▸ Source document
-----

Opinion
Unlocking horns
Rhino diplomacy isn’t a new phenomenon; it began as early as 1834Amish Raj Mulmi
Before Bhadra and Rupasi (and Solti and Mitini), there were Arun and Aarti. Almost 25 years before the four rhinos were gifted to China this year, Nepal gifted two rhino calves to the Fort Worth Zoo in Texas, United States, in 1991, as part of ‘a package deal brokered by the World Wildlife Fund’, according to conservationist Hemanta Mishra in his memoir, The Soul of the Rhino. “In exchange for a pair of rhinos, [billionaire conservationist and philanthropist] Ed Bass would donate $150,000 to the WWF on behalf of Fort Worth Zoological Society. The WWF would then manage the fund and use it as leverage to generate additional funds from other sources. These funds would be exclusively reserved for saving wild rhinos in Nepal,” Mishra wrote.

-----

▸ Items
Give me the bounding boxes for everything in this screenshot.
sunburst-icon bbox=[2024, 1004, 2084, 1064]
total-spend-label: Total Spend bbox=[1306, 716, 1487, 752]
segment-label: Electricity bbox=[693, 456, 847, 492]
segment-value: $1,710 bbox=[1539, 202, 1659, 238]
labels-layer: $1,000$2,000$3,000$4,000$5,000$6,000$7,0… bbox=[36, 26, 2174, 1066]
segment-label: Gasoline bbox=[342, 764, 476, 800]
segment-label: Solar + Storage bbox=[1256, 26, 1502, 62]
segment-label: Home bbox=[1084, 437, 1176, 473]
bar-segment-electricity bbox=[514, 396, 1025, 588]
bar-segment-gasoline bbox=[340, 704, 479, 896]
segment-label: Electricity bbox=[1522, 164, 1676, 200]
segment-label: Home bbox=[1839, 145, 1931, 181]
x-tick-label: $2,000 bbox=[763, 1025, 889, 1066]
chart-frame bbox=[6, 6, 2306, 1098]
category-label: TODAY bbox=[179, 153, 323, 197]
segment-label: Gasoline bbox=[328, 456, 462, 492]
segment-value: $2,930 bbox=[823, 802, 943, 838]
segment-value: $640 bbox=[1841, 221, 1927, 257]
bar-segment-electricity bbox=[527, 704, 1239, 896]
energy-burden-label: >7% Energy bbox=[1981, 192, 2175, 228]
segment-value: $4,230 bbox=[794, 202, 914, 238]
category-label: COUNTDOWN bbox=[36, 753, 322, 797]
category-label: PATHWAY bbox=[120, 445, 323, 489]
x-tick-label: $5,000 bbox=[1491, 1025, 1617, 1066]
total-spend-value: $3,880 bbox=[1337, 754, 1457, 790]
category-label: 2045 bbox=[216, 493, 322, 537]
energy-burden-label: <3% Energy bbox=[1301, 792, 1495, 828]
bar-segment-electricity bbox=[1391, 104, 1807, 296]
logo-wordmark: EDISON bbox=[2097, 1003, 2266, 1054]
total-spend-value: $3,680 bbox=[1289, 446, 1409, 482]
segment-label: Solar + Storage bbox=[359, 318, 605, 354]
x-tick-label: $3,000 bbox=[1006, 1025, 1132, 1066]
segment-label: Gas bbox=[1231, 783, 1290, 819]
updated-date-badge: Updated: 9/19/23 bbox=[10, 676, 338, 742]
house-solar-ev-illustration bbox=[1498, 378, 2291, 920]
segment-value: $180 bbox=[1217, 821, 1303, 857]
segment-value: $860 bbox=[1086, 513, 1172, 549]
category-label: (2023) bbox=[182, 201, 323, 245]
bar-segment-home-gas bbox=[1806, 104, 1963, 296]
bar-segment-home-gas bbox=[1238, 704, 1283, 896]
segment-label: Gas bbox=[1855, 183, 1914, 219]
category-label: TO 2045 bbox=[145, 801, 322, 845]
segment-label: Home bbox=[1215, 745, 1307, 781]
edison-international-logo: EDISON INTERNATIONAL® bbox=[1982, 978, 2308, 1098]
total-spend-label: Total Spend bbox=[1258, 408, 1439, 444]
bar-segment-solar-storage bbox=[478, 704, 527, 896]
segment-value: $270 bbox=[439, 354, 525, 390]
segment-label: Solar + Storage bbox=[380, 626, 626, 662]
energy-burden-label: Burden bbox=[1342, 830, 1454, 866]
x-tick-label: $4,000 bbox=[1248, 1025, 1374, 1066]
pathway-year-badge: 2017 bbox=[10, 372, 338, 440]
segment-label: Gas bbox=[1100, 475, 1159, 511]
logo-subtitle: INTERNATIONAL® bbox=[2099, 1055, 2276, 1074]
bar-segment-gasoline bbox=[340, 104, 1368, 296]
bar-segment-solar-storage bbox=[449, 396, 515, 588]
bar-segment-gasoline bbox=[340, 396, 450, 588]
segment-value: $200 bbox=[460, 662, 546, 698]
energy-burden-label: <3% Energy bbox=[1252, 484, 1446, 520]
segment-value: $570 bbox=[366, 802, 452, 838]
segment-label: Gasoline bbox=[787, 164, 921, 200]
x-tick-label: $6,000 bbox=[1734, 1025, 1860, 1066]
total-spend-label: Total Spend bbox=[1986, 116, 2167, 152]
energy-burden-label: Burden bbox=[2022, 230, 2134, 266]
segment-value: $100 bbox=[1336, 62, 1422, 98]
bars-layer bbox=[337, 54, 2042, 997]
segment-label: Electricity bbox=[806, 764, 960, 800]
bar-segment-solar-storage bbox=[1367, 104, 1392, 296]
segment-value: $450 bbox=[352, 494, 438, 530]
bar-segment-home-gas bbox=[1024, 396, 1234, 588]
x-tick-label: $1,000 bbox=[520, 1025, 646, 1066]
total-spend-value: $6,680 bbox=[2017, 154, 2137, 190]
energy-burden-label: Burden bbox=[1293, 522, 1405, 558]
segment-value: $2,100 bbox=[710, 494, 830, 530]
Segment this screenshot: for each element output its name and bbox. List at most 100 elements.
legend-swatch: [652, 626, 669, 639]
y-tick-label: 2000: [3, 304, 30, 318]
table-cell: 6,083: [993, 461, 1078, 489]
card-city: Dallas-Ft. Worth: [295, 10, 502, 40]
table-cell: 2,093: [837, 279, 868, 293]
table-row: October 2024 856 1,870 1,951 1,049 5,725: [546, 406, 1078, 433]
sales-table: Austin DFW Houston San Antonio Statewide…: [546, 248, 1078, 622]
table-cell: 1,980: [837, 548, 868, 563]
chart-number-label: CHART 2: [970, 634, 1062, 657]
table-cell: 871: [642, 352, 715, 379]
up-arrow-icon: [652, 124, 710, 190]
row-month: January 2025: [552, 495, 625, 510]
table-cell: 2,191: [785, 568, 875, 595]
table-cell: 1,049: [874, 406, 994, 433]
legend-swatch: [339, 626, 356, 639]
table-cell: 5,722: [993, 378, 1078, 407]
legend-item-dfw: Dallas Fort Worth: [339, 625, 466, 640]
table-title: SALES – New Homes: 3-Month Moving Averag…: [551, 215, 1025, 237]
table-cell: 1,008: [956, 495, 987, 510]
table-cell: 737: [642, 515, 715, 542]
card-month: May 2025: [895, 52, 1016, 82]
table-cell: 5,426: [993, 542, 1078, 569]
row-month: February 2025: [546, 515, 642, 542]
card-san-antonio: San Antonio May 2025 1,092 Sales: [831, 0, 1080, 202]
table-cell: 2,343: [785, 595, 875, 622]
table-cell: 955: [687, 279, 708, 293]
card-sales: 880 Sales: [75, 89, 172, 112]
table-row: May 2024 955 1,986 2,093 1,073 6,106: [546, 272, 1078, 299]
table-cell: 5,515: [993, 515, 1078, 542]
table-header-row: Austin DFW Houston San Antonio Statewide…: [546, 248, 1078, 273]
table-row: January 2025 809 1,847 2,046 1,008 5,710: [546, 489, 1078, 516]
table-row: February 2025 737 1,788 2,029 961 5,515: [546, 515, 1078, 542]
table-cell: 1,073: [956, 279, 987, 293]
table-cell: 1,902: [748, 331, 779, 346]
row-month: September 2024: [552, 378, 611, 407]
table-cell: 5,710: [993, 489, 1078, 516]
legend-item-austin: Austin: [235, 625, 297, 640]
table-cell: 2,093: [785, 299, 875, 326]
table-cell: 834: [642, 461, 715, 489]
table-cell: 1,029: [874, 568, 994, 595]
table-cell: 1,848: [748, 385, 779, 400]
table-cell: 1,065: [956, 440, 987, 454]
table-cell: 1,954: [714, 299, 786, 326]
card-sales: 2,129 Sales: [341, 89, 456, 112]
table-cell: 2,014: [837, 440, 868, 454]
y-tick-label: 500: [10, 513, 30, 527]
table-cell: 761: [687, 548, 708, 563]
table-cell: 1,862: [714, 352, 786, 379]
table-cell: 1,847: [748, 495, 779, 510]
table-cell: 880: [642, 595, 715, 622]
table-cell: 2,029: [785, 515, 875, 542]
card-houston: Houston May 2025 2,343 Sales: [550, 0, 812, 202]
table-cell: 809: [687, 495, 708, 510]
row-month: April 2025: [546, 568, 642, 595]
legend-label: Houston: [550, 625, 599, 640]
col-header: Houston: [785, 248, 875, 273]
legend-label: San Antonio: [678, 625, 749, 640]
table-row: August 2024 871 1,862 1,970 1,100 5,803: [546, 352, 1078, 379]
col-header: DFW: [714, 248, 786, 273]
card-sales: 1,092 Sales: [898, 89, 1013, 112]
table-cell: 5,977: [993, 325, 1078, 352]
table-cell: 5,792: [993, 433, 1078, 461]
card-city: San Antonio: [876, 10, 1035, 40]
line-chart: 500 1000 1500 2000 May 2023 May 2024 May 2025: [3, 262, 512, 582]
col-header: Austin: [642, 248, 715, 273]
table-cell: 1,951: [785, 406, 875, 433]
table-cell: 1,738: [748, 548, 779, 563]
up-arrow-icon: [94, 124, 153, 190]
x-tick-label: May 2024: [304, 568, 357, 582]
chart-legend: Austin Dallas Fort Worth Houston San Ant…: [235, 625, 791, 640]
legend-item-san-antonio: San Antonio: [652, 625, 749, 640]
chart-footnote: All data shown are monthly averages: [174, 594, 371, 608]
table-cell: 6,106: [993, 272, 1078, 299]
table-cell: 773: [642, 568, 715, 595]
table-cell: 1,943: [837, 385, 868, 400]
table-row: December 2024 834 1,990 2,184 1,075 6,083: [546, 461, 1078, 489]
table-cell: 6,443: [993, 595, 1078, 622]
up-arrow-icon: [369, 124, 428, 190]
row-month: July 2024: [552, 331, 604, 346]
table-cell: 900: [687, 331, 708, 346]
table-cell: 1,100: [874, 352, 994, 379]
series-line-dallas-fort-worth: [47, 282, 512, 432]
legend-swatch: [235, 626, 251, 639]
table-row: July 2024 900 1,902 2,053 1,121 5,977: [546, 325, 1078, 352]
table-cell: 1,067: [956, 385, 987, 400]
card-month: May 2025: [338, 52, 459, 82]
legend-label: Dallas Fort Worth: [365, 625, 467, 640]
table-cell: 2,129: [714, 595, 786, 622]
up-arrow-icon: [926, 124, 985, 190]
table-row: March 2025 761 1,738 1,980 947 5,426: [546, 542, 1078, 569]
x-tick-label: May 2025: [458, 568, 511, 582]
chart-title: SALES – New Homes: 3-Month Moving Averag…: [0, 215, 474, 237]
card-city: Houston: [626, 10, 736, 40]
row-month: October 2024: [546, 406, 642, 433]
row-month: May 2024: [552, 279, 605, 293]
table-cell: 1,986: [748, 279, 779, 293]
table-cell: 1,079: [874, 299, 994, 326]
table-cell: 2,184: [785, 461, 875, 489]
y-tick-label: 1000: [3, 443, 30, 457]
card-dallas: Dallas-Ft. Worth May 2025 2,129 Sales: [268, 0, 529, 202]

-----

▸ Set exercise
In the opinion piece on rhino diplomacy, which zoo received the two rhino calves that Nepal gifted in 1991?

▸ Answer to the exercise
The Fort Worth Zoo in Texas, United States.